[Start of section]
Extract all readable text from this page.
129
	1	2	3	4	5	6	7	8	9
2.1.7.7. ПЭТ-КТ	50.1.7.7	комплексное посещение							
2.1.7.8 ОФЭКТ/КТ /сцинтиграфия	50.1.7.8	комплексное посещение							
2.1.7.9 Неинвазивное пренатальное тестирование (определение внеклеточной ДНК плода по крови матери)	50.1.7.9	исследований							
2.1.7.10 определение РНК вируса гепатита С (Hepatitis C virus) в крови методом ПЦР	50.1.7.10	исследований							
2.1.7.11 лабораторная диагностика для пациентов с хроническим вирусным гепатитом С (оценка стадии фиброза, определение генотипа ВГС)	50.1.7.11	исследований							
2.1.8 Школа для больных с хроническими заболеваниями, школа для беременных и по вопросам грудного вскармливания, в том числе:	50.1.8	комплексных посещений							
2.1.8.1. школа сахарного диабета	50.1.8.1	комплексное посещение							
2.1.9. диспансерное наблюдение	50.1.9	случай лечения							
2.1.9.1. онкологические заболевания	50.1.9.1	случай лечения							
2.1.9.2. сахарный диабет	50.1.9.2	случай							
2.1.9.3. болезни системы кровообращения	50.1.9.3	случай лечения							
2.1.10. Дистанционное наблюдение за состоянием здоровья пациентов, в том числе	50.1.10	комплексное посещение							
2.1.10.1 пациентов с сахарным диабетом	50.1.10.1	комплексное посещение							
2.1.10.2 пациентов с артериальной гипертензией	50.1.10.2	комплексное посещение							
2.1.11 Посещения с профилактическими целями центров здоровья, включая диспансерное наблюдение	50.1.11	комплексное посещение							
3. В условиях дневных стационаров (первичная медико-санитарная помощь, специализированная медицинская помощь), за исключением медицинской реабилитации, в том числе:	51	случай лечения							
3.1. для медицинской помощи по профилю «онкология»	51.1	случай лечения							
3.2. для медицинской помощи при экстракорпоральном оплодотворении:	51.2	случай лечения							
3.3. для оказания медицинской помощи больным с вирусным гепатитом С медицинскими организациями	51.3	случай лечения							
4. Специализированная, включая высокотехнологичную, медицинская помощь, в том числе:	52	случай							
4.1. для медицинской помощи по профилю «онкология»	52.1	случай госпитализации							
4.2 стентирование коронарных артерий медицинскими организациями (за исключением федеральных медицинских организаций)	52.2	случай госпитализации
[End of section]
**WHAT YOU WILL DO**
Filter the records down to the lines that contain the string "включая", and copy those lines.

**WRITTEN RESPONSE**
2.1.11 Посещения с профилактическими целями центров здоровья, включая диспансерное наблюдение	50.1.11	комплексное посещение							
4. Специализированная, включая высокотехнологичную, медицинская помощь, в том числе:	52	случай							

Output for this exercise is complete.